JOB — Copy the listing line for line, beginning at the line that contains "equation-marker-3: ······ ③ xyxy=(680,1075,755,1103)" and stopping after the line that contains "step-marker-4: ◀ ㉱ xyxy=(704,1533,755,1561)".
↓
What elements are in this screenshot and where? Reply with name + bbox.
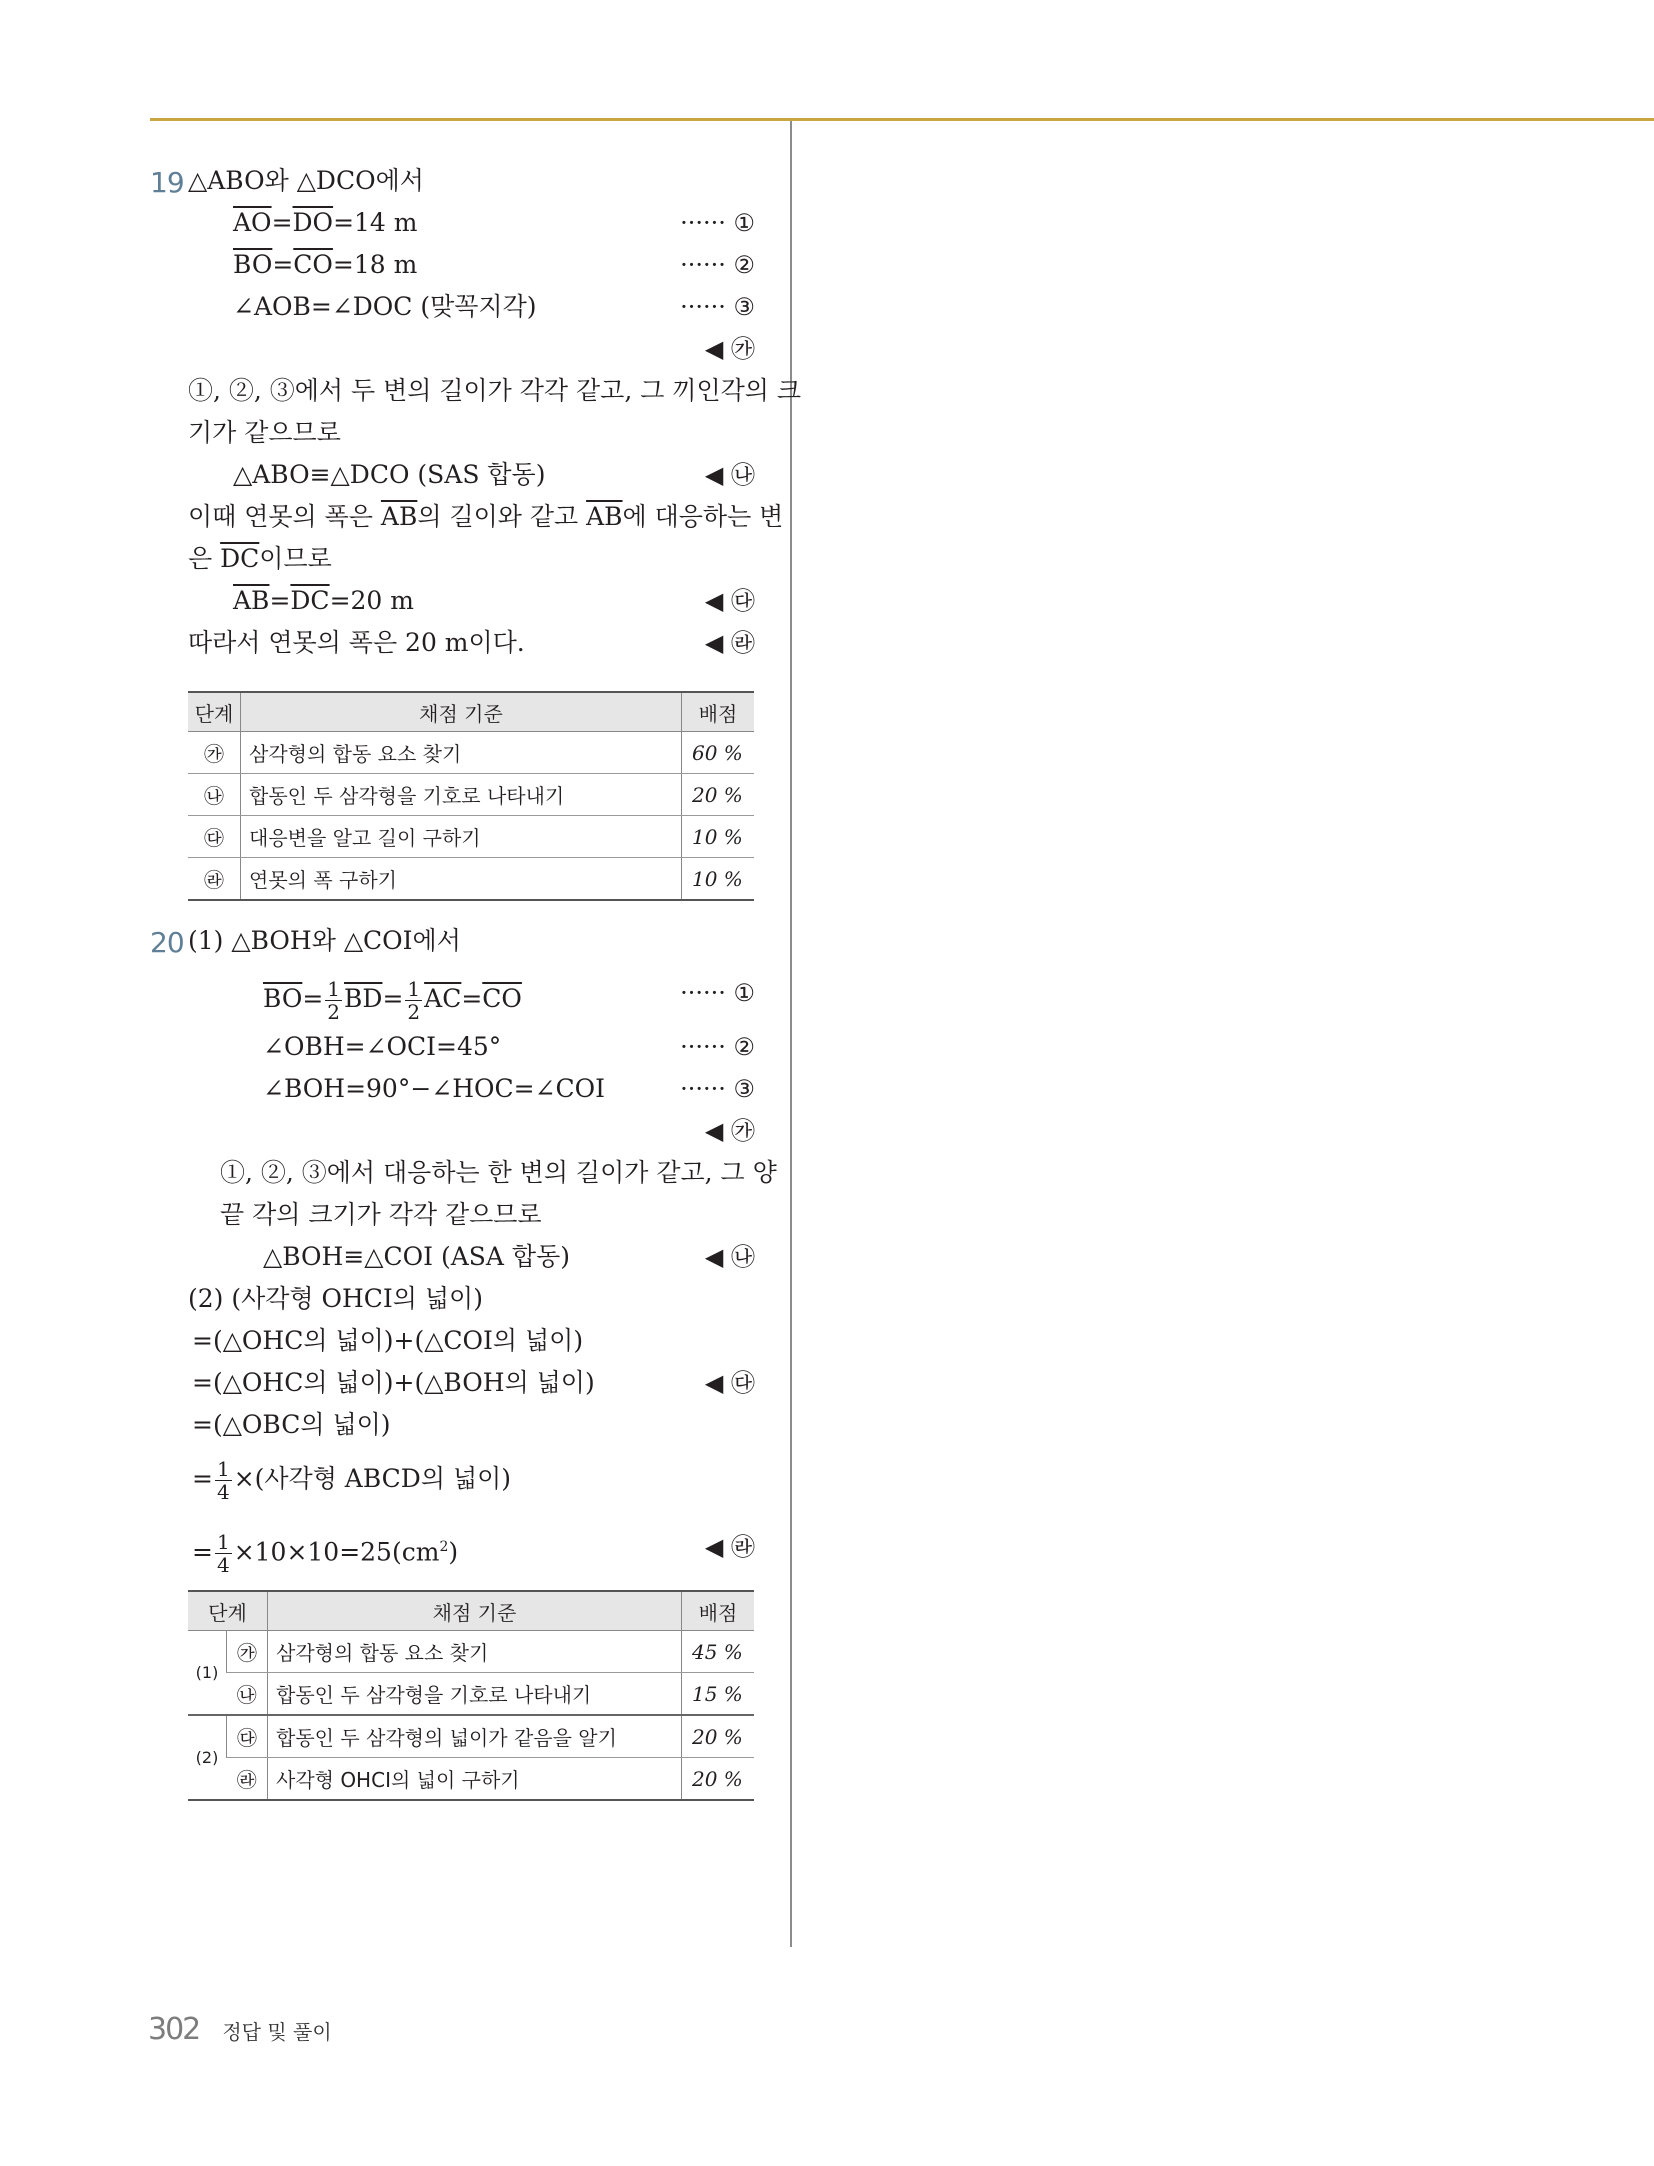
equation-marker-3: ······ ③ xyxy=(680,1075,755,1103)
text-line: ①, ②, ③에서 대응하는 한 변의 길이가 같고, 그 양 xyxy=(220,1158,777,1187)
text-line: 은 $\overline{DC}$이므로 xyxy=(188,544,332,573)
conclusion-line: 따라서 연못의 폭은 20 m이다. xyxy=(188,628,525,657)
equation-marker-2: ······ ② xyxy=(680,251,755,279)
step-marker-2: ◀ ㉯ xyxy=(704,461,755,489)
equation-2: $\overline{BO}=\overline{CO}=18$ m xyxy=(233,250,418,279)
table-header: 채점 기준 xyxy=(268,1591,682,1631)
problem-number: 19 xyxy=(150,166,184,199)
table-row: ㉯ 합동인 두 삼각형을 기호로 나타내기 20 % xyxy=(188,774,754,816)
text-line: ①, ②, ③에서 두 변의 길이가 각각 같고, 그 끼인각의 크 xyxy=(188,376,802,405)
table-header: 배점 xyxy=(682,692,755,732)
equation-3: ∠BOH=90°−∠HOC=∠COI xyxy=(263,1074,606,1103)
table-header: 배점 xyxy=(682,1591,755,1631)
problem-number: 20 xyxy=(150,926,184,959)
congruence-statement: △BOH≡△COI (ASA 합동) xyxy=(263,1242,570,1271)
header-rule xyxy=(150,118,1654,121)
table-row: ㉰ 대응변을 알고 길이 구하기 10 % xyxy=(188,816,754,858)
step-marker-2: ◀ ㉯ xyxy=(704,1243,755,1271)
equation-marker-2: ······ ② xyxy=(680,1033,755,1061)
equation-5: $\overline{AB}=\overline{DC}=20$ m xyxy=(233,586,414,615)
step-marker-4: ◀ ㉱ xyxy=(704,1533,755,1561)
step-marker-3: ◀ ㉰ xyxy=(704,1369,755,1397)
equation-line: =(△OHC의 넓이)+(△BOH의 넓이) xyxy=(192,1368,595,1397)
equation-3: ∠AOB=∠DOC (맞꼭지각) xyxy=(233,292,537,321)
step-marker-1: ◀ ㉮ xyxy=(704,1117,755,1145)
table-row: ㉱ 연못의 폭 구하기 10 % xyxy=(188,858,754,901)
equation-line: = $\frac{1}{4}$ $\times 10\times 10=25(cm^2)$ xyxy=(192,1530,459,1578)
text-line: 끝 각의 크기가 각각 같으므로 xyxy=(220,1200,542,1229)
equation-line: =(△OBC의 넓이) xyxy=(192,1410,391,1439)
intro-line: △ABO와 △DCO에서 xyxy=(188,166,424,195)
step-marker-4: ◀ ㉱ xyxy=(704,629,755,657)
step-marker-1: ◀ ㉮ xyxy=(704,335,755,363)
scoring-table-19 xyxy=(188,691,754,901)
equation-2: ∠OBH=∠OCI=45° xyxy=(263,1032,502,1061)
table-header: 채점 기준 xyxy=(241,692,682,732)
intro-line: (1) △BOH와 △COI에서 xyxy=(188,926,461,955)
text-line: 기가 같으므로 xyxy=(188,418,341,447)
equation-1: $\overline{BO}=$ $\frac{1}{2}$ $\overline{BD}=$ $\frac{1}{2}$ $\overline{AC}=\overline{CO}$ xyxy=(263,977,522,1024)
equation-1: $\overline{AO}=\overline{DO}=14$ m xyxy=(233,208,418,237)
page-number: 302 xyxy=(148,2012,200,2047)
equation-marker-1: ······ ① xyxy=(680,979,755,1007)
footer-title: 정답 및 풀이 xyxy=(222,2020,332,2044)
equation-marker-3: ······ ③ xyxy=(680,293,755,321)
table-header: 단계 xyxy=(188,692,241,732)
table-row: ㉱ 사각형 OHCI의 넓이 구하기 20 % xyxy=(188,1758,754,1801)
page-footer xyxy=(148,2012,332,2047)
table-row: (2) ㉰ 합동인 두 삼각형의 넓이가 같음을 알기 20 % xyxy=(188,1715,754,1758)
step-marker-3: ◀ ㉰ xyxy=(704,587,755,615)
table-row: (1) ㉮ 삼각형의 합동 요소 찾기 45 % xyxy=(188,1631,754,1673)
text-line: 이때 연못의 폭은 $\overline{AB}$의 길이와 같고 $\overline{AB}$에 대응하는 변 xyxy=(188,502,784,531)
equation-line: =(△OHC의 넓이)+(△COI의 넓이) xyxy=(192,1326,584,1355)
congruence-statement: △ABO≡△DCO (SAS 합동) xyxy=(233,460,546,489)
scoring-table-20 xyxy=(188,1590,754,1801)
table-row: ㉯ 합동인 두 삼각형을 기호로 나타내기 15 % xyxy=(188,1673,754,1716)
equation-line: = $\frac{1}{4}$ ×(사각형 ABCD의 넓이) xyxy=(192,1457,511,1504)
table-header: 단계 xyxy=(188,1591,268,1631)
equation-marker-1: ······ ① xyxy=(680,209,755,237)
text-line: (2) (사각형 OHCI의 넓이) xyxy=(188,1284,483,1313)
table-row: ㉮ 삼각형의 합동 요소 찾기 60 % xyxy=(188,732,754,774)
↑
↓
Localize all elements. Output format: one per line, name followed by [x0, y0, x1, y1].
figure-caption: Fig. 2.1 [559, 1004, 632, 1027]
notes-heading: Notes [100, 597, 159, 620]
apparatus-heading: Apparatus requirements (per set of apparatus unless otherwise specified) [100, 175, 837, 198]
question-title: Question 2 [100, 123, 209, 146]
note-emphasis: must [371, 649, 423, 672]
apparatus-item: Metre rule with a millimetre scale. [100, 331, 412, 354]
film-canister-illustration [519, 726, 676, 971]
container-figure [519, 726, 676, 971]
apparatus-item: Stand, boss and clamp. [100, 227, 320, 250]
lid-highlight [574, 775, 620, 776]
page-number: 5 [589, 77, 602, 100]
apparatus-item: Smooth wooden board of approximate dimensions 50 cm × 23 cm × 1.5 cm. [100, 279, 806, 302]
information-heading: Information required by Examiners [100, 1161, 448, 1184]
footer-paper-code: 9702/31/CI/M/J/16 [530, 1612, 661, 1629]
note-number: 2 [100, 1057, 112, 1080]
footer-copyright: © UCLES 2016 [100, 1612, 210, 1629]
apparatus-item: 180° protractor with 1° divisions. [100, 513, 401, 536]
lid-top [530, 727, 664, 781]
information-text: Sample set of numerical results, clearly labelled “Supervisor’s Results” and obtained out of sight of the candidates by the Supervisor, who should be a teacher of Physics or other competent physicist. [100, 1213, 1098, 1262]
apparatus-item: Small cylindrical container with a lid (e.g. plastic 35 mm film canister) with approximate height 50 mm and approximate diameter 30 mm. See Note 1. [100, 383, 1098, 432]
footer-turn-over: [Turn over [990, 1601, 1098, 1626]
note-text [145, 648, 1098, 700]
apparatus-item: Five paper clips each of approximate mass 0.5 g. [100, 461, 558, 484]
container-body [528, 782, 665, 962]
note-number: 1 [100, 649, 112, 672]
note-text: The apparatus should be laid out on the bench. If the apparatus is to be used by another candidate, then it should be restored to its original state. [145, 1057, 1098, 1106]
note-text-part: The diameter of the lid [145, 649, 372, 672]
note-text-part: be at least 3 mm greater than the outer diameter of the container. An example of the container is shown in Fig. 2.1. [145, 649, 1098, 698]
↑
↓
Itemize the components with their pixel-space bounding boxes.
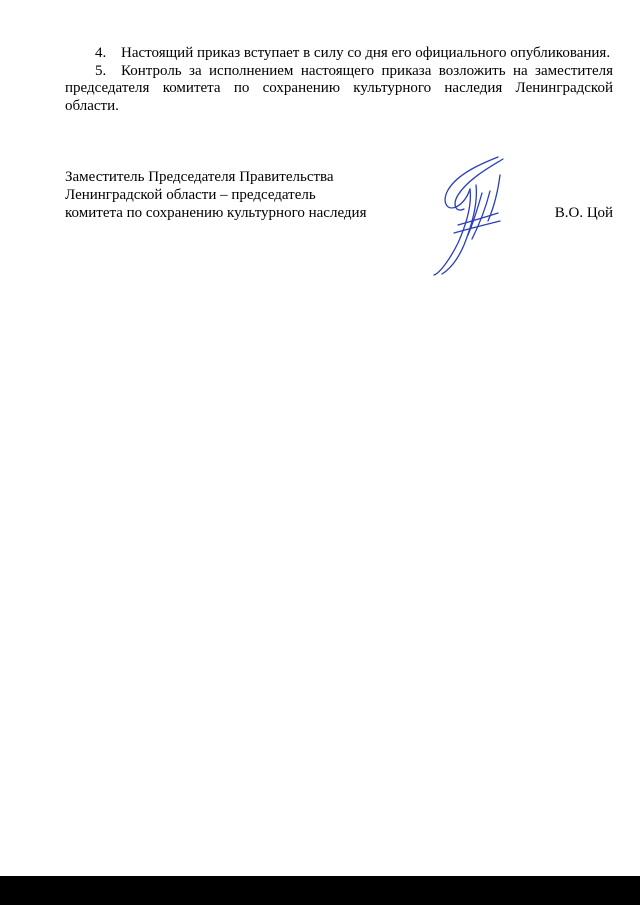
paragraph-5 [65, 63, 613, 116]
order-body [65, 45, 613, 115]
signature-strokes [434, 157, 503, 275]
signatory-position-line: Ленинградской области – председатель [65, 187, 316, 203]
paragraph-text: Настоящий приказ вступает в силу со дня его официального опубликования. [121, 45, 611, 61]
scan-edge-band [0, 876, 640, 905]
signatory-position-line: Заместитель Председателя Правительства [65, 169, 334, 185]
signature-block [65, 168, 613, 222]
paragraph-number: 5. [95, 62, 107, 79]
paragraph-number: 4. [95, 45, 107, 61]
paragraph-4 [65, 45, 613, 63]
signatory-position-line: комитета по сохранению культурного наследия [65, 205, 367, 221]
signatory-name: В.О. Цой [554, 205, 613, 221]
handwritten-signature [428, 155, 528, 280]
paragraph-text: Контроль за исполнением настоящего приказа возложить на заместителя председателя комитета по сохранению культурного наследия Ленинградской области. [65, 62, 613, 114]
↑
RESPONSE TO THE EXERCISE —
equation-marker-3: ······ ③ xyxy=(680,1075,755,1103)
text-line: ①, ②, ③에서 대응하는 한 변의 길이가 같고, 그 양 xyxy=(220,1158,777,1187)
text-line: 은 $\overline{DC}$이므로 xyxy=(188,544,332,573)
conclusion-line: 따라서 연못의 폭은 20 m이다. xyxy=(188,628,525,657)
equation-marker-2: ······ ② xyxy=(680,251,755,279)
step-marker-2: ◀ ㉯ xyxy=(704,461,755,489)
equation-2: $\overline{BO}=\overline{CO}=18$ m xyxy=(233,250,418,279)
table-header: 채점 기준 xyxy=(268,1591,682,1631)
problem-number: 19 xyxy=(150,166,184,199)
table-row: ㉯ 합동인 두 삼각형을 기호로 나타내기 20 % xyxy=(188,774,754,816)
text-line: ①, ②, ③에서 두 변의 길이가 각각 같고, 그 끼인각의 크 xyxy=(188,376,802,405)
table-header: 배점 xyxy=(682,692,755,732)
equation-3: ∠BOH=90°−∠HOC=∠COI xyxy=(263,1074,606,1103)
table-header: 배점 xyxy=(682,1591,755,1631)
problem-number: 20 xyxy=(150,926,184,959)
congruence-statement: △BOH≡△COI (ASA 합동) xyxy=(263,1242,570,1271)
header-rule xyxy=(150,118,1654,121)
table-row: ㉰ 대응변을 알고 길이 구하기 10 % xyxy=(188,816,754,858)
step-marker-2: ◀ ㉯ xyxy=(704,1243,755,1271)
equation-marker-2: ······ ② xyxy=(680,1033,755,1061)
equation-5: $\overline{AB}=\overline{DC}=20$ m xyxy=(233,586,414,615)
step-marker-4: ◀ ㉱ xyxy=(704,1533,755,1561)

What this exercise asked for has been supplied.